> **Aim**: Every line that contains the word "website" should be copied out.

> **The records**:
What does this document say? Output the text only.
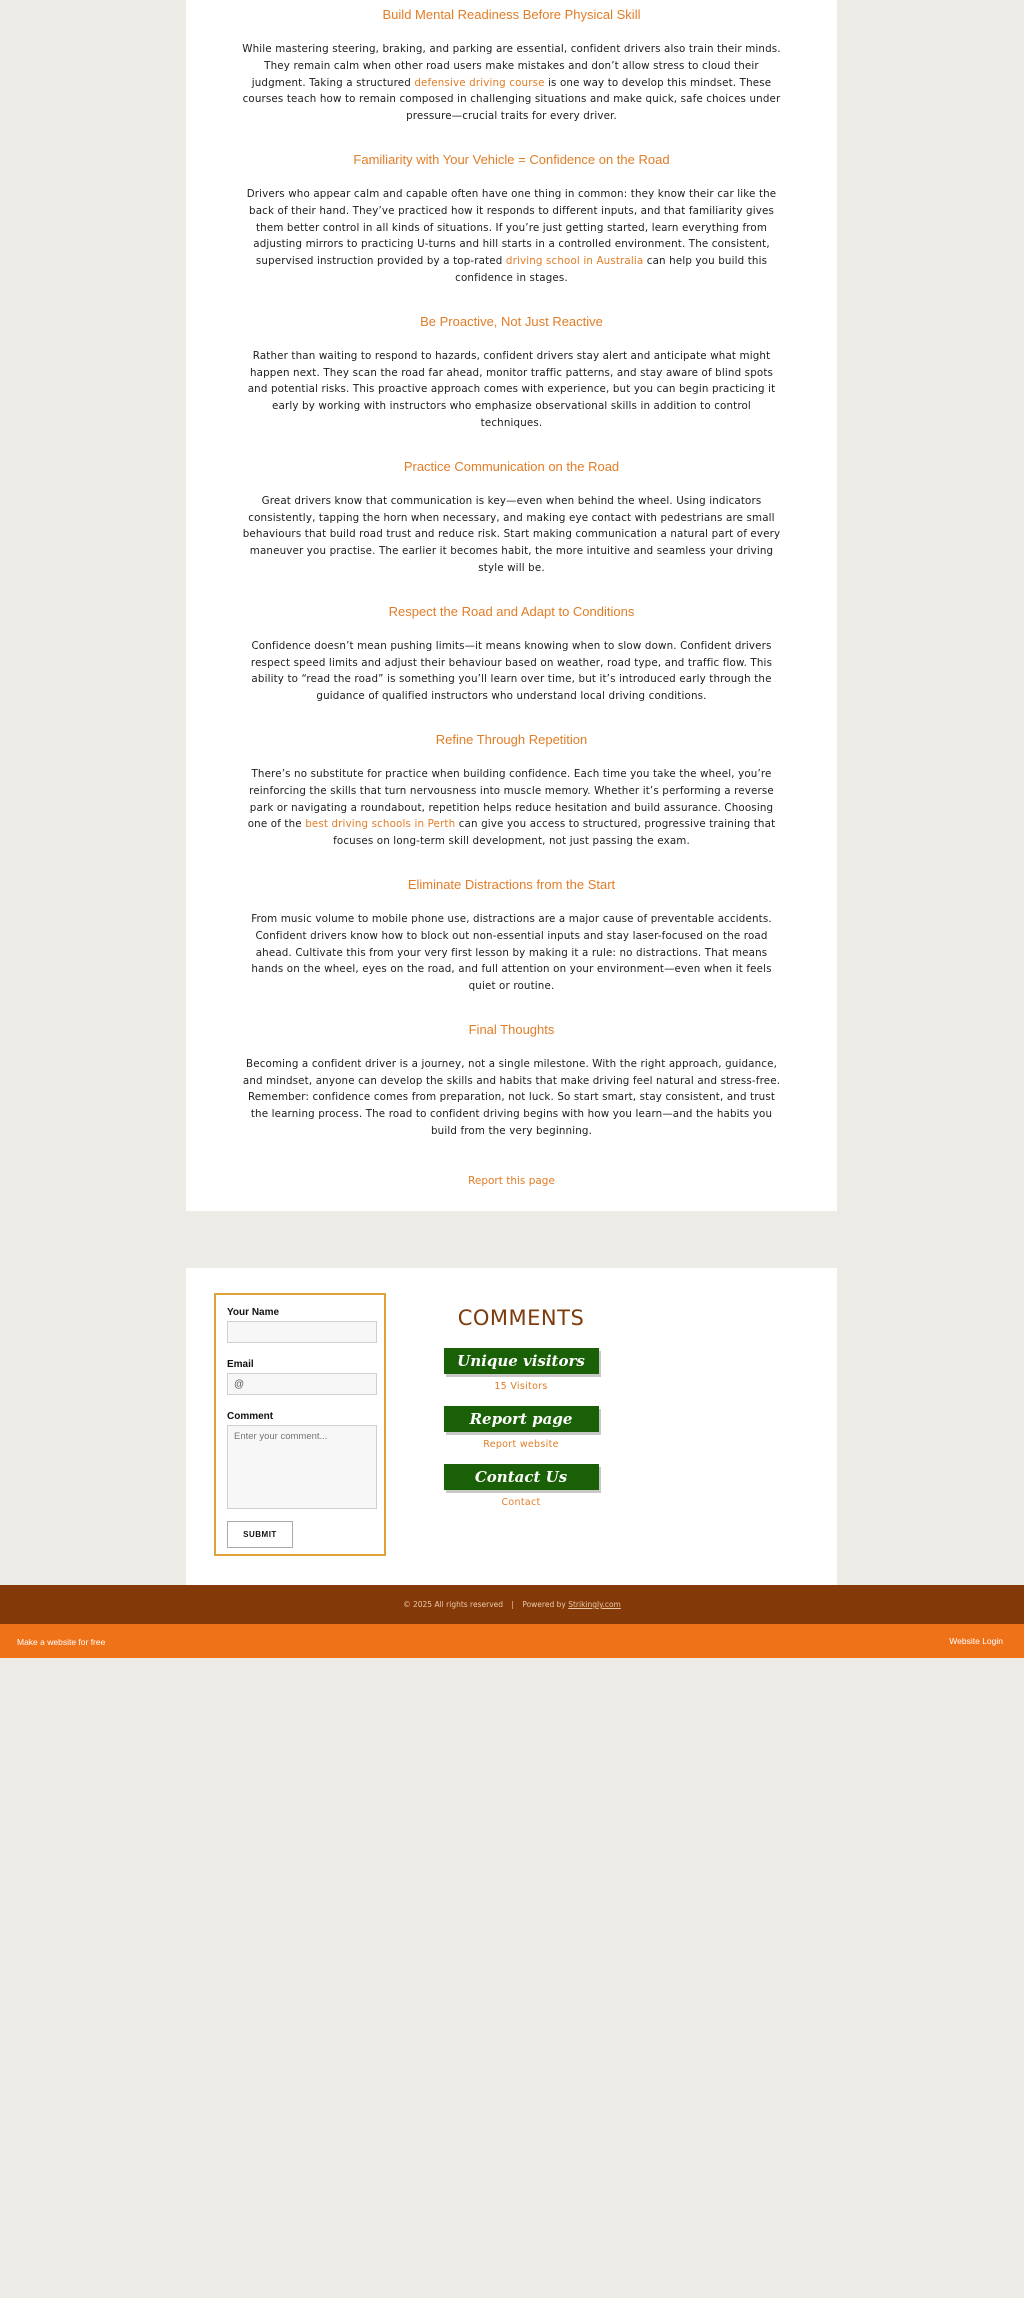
Build Mental Readiness Before Physical Skill

While mastering steering, braking, and parking are essential, confident drivers also train their minds. They remain calm when other road users make mistakes and don’t allow stress to cloud their judgment. Taking a structured defensive driving course is one way to develop this mindset. These courses teach how to remain composed in challenging situations and make quick, safe choices under pressure—crucial traits for every driver.

Familiarity with Your Vehicle = Confidence on the Road

Drivers who appear calm and capable often have one thing in common: they know their car like the back of their hand. They’ve practiced how it responds to different inputs, and that familiarity gives them better control in all kinds of situations. If you’re just getting started, learn everything from adjusting mirrors to practicing U-turns and hill starts in a controlled environment. The consistent, supervised instruction provided by a top-rated driving school in Australia can help you build this confidence in stages.

Be Proactive, Not Just Reactive

Rather than waiting to respond to hazards, confident drivers stay alert and anticipate what might happen next. They scan the road far ahead, monitor traffic patterns, and stay aware of blind spots and potential risks. This proactive approach comes with experience, but you can begin practicing it early by working with instructors who emphasize observational skills in addition to control techniques.

Practice Communication on the Road

Great drivers know that communication is key—even when behind the wheel. Using indicators consistently, tapping the horn when necessary, and making eye contact with pedestrians are small behaviours that build road trust and reduce risk. Start making communication a natural part of every maneuver you practise. The earlier it becomes habit, the more intuitive and seamless your driving style will be.

Respect the Road and Adapt to Conditions

Confidence doesn’t mean pushing limits—it means knowing when to slow down. Confident drivers respect speed limits and adjust their behaviour based on weather, road type, and traffic flow. This ability to “read the road” is something you’ll learn over time, but it’s introduced early through the guidance of qualified instructors who understand local driving conditions.

Refine Through Repetition

There’s no substitute for practice when building confidence. Each time you take the wheel, you’re reinforcing the skills that turn nervousness into muscle memory. Whether it’s performing a reverse park or navigating a roundabout, repetition helps reduce hesitation and build assurance. Choosing one of the best driving schools in Perth can give you access to structured, progressive training that focuses on long-term skill development, not just passing the exam.

Eliminate Distractions from the Start

From music volume to mobile phone use, distractions are a major cause of preventable accidents. Confident drivers know how to block out non-essential inputs and stay laser-focused on the road ahead. Cultivate this from your very first lesson by making it a rule: no distractions. That means hands on the wheel, eyes on the road, and full attention on your environment—even when it feels quiet or routine.

Final Thoughts

Becoming a confident driver is a journey, not a single milestone. With the right approach, guidance, and mindset, anyone can develop the skills and habits that make driving feel natural and stress-free. Remember: confidence comes from preparation, not luck. So start smart, stay consistent, and trust the learning process. The road to confident driving begins with how you learn—and the habits you build from the very beginning.

Report this page
Your Name
Email
@
Comment
Enter your comment... SUBMIT
COMMENTS
Unique visitors
15 Visitors
Report page
Report website
Contact Us
Contact
© 2025 All rights reserved | Powered by Strikingly.com
Make a website for free	Website Login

> **The result**:
Report website
Make a website for free	Website Login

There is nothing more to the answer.